§ **What you have to do**:
Reproduce each line that includes the word "JSON".
◆ ◆ ◆ ◆ ◆ ◆ ◆
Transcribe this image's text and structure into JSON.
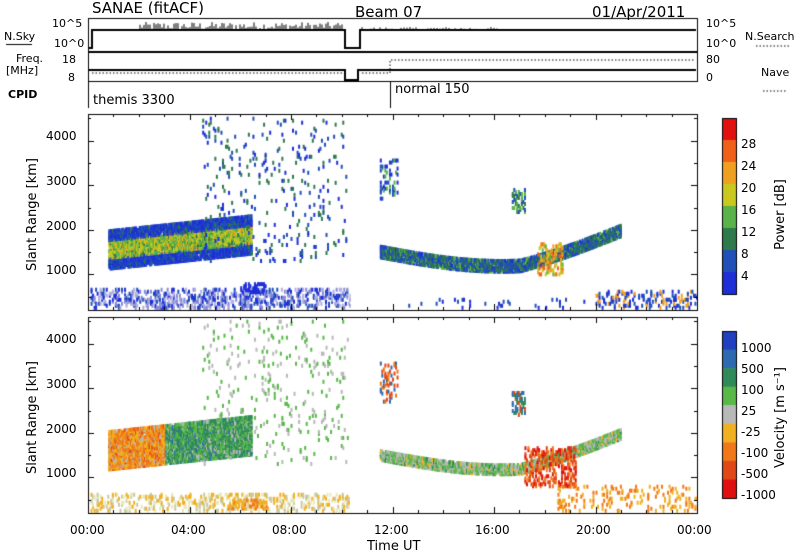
{
  "header": {
    "left_title": "SANAE (fitACF)",
    "center_title": "Beam 07",
    "date": "01/Apr/2011"
  },
  "top_panel": {
    "nsky_label": "N.Sky",
    "nsky_ticks": [
      "10^5",
      "10^0"
    ],
    "nsearch_label": "N.Search",
    "nsearch_ticks": [
      "10^5",
      "10^0"
    ],
    "freq_label_line1": "Freq.",
    "freq_label_line2": "[MHz]",
    "freq_ticks": [
      "18",
      "8"
    ],
    "nave_label": "Nave",
    "nave_ticks": [
      "80",
      "0"
    ],
    "cpid_label": "CPID",
    "cpid_modes": [
      "themis 3300",
      "normal 150"
    ]
  },
  "chart_data": [
    {
      "type": "heatmap",
      "name": "power",
      "ylabel": "Slant Range [km]",
      "xlabel": "Time UT",
      "xticks": [
        "00:00",
        "04:00",
        "08:00",
        "12:00",
        "16:00",
        "20:00",
        "00:00"
      ],
      "yticks": [
        "1000",
        "2000",
        "3000",
        "4000"
      ],
      "ylim": [
        200,
        4600
      ],
      "colorbar_label": "Power [dB]",
      "colorbar_ticks": [
        "4",
        "8",
        "12",
        "16",
        "20",
        "24",
        "28"
      ],
      "colors": [
        "#1e2fd8",
        "#2050b8",
        "#2f7a4a",
        "#59b24a",
        "#c8c81e",
        "#f0a020",
        "#f06018",
        "#e01010"
      ]
    },
    {
      "type": "heatmap",
      "name": "velocity",
      "ylabel": "Slant Range [km]",
      "xlabel": "Time UT",
      "xticks": [
        "00:00",
        "04:00",
        "08:00",
        "12:00",
        "16:00",
        "20:00",
        "00:00"
      ],
      "yticks": [
        "1000",
        "2000",
        "3000",
        "4000"
      ],
      "ylim": [
        200,
        4600
      ],
      "colorbar_label": "Velocity [m s⁻¹]",
      "colorbar_ticks": [
        "1000",
        "500",
        "100",
        "25",
        "-25",
        "-100",
        "-500",
        "-1000"
      ],
      "colors": [
        "#2040c0",
        "#2e6ab0",
        "#2f8a5a",
        "#58b848",
        "#b8b8b8",
        "#f0b020",
        "#f07818",
        "#e04818",
        "#e01010"
      ]
    }
  ]
}
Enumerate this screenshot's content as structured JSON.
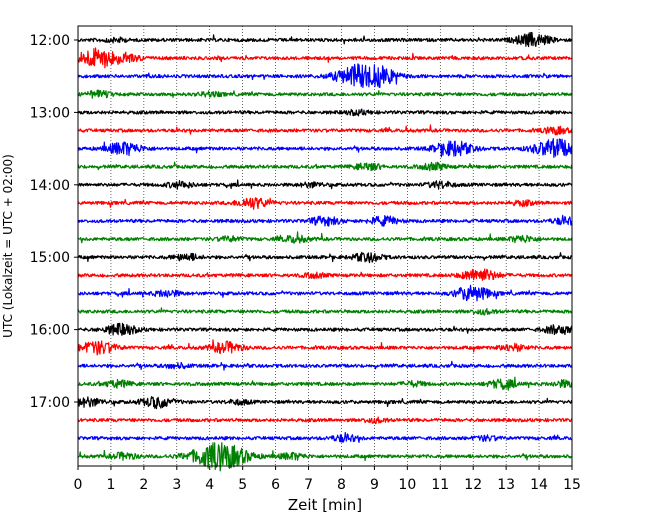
{
  "chart_data": {
    "type": "line",
    "title": "",
    "xlabel": "Zeit  [min]",
    "ylabel": "UTC (Lokalzeit = UTC + 02:00)",
    "xlim": [
      0,
      15
    ],
    "x_ticks": [
      0,
      1,
      2,
      3,
      4,
      5,
      6,
      7,
      8,
      9,
      10,
      11,
      12,
      13,
      14,
      15
    ],
    "y_tick_labels": [
      "12:00",
      "13:00",
      "14:00",
      "15:00",
      "16:00",
      "17:00"
    ],
    "grid": "vertical dotted lines at each minute",
    "colors": [
      "#000000",
      "#ff0000",
      "#0000ff",
      "#008000"
    ],
    "rows": [
      {
        "start": "12:00",
        "color": "#000000",
        "events": [
          {
            "t": 1.1,
            "a": 2
          },
          {
            "t": 13.8,
            "a": 6
          }
        ]
      },
      {
        "start": "12:15",
        "color": "#ff0000",
        "events": [
          {
            "t": 0.6,
            "a": 9
          },
          {
            "t": 1.5,
            "a": 3
          }
        ]
      },
      {
        "start": "12:30",
        "color": "#0000ff",
        "events": [
          {
            "t": 8.6,
            "a": 11
          },
          {
            "t": 9.3,
            "a": 4
          }
        ]
      },
      {
        "start": "12:45",
        "color": "#008000",
        "events": [
          {
            "t": 0.6,
            "a": 3
          },
          {
            "t": 4.0,
            "a": 2
          }
        ]
      },
      {
        "start": "13:00",
        "color": "#000000",
        "events": [
          {
            "t": 8.5,
            "a": 2
          }
        ]
      },
      {
        "start": "13:15",
        "color": "#ff0000",
        "events": [
          {
            "t": 14.5,
            "a": 3
          }
        ]
      },
      {
        "start": "13:30",
        "color": "#0000ff",
        "events": [
          {
            "t": 1.4,
            "a": 6
          },
          {
            "t": 11.4,
            "a": 7
          },
          {
            "t": 14.5,
            "a": 9
          }
        ]
      },
      {
        "start": "13:45",
        "color": "#008000",
        "events": [
          {
            "t": 8.8,
            "a": 3
          },
          {
            "t": 10.8,
            "a": 3
          }
        ]
      },
      {
        "start": "14:00",
        "color": "#000000",
        "events": [
          {
            "t": 3.1,
            "a": 3
          },
          {
            "t": 7.1,
            "a": 2
          },
          {
            "t": 11.0,
            "a": 3
          }
        ]
      },
      {
        "start": "14:15",
        "color": "#ff0000",
        "events": [
          {
            "t": 5.3,
            "a": 5
          },
          {
            "t": 13.5,
            "a": 2
          }
        ]
      },
      {
        "start": "14:30",
        "color": "#0000ff",
        "events": [
          {
            "t": 7.5,
            "a": 4
          },
          {
            "t": 9.3,
            "a": 4
          },
          {
            "t": 14.8,
            "a": 3
          }
        ]
      },
      {
        "start": "14:45",
        "color": "#008000",
        "events": [
          {
            "t": 4.6,
            "a": 2
          },
          {
            "t": 6.6,
            "a": 3
          },
          {
            "t": 13.5,
            "a": 3
          }
        ]
      },
      {
        "start": "15:00",
        "color": "#000000",
        "events": [
          {
            "t": 3.3,
            "a": 3
          },
          {
            "t": 8.8,
            "a": 4
          }
        ]
      },
      {
        "start": "15:15",
        "color": "#ff0000",
        "events": [
          {
            "t": 12.2,
            "a": 6
          },
          {
            "t": 7.2,
            "a": 2
          }
        ]
      },
      {
        "start": "15:30",
        "color": "#0000ff",
        "events": [
          {
            "t": 2.7,
            "a": 3
          },
          {
            "t": 11.8,
            "a": 3
          },
          {
            "t": 12.1,
            "a": 5
          }
        ]
      },
      {
        "start": "15:45",
        "color": "#008000",
        "events": [
          {
            "t": 12.3,
            "a": 2
          }
        ]
      },
      {
        "start": "16:00",
        "color": "#000000",
        "events": [
          {
            "t": 1.3,
            "a": 5
          },
          {
            "t": 14.6,
            "a": 4
          }
        ]
      },
      {
        "start": "16:15",
        "color": "#ff0000",
        "events": [
          {
            "t": 0.6,
            "a": 6
          },
          {
            "t": 4.5,
            "a": 5
          },
          {
            "t": 13.2,
            "a": 3
          }
        ]
      },
      {
        "start": "16:30",
        "color": "#0000ff",
        "events": [
          {
            "t": 3.0,
            "a": 2
          }
        ]
      },
      {
        "start": "16:45",
        "color": "#008000",
        "events": [
          {
            "t": 1.2,
            "a": 3
          },
          {
            "t": 10.2,
            "a": 2
          },
          {
            "t": 12.9,
            "a": 4
          },
          {
            "t": 14.8,
            "a": 3
          }
        ]
      },
      {
        "start": "17:00",
        "color": "#000000",
        "events": [
          {
            "t": 0.3,
            "a": 4
          },
          {
            "t": 2.4,
            "a": 5
          },
          {
            "t": 4.9,
            "a": 2
          }
        ]
      },
      {
        "start": "17:15",
        "color": "#ff0000",
        "events": [
          {
            "t": 9.0,
            "a": 2
          }
        ]
      },
      {
        "start": "17:30",
        "color": "#0000ff",
        "events": [
          {
            "t": 8.1,
            "a": 3
          },
          {
            "t": 12.4,
            "a": 2
          }
        ]
      },
      {
        "start": "17:45",
        "color": "#008000",
        "events": [
          {
            "t": 4.3,
            "a": 13
          },
          {
            "t": 1.4,
            "a": 3
          },
          {
            "t": 6.5,
            "a": 3
          }
        ]
      }
    ]
  }
}
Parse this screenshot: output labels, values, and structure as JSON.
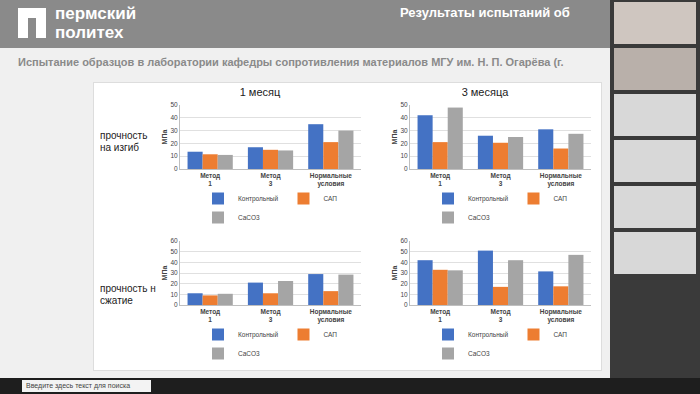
{
  "header": {
    "brand": [
      "пермский",
      "политех"
    ],
    "title": "Результаты испытаний об"
  },
  "subtitle": "Испытание образцов в лаборатории кафедры сопротивления материалов МГУ им. Н. П. Огарёва (г.",
  "column_titles": [
    "1 месяц",
    "3 месяца"
  ],
  "row_titles": [
    "прочность на изгиб",
    "прочность н сжатие"
  ],
  "taskbar": {
    "search": "Введите здесь текст для поиска"
  },
  "chart_data": [
    {
      "type": "bar",
      "categories": [
        "Метод 1",
        "Метод 3",
        "Нормальные условия"
      ],
      "ylabel": "МПа",
      "series": [
        {
          "name": "Контрольный",
          "color": "#4472c4",
          "values": [
            13.5,
            17,
            35
          ]
        },
        {
          "name": "САП",
          "color": "#ed7d31",
          "values": [
            11.5,
            15,
            21
          ]
        },
        {
          "name": "CaCO3",
          "color": "#a5a5a5",
          "values": [
            11,
            14.5,
            30
          ]
        }
      ],
      "ylim": [
        0,
        50
      ],
      "yticks": [
        0,
        10,
        20,
        30,
        40,
        50
      ],
      "grid": true,
      "legend": "bottom"
    },
    {
      "type": "bar",
      "categories": [
        "Метод 1",
        "Метод 3",
        "Нормальные условия"
      ],
      "ylabel": "МПа",
      "series": [
        {
          "name": "Контрольный",
          "color": "#4472c4",
          "values": [
            42,
            26,
            31
          ]
        },
        {
          "name": "САП",
          "color": "#ed7d31",
          "values": [
            21,
            20.5,
            16
          ]
        },
        {
          "name": "CaCO3",
          "color": "#a5a5a5",
          "values": [
            48,
            25,
            27.5
          ]
        }
      ],
      "ylim": [
        0,
        50
      ],
      "yticks": [
        0,
        10,
        20,
        30,
        40,
        50
      ],
      "grid": true,
      "legend": "bottom"
    },
    {
      "type": "bar",
      "categories": [
        "Метод 1",
        "Метод 3",
        "Нормальные условия"
      ],
      "ylabel": "МПа",
      "series": [
        {
          "name": "Контрольный",
          "color": "#4472c4",
          "values": [
            11,
            21,
            29
          ]
        },
        {
          "name": "САП",
          "color": "#ed7d31",
          "values": [
            9,
            11,
            13
          ]
        },
        {
          "name": "CaCO3",
          "color": "#a5a5a5",
          "values": [
            10.5,
            22.5,
            28.5
          ]
        }
      ],
      "ylim": [
        0,
        60
      ],
      "yticks": [
        0,
        10,
        20,
        30,
        40,
        50,
        60
      ],
      "grid": true,
      "legend": "bottom"
    },
    {
      "type": "bar",
      "categories": [
        "Метод 1",
        "Метод 3",
        "Нормальные условия"
      ],
      "ylabel": "МПа",
      "series": [
        {
          "name": "Контрольный",
          "color": "#4472c4",
          "values": [
            42,
            51,
            31.5
          ]
        },
        {
          "name": "САП",
          "color": "#ed7d31",
          "values": [
            33,
            17,
            17.5
          ]
        },
        {
          "name": "CaCO3",
          "color": "#a5a5a5",
          "values": [
            32.5,
            42,
            47
          ]
        }
      ],
      "ylim": [
        0,
        60
      ],
      "yticks": [
        0,
        10,
        20,
        30,
        40,
        50,
        60
      ],
      "grid": true,
      "legend": "bottom"
    }
  ]
}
◆ ◆ ◆ ◆ ◆ ◆ ◆
§ **The reply**:
Transcribe this image's text and structure into JSON.
Enumerate this screenshot's content as structured JSON.
Parse this screenshot: output labels, values, and structure as JSON.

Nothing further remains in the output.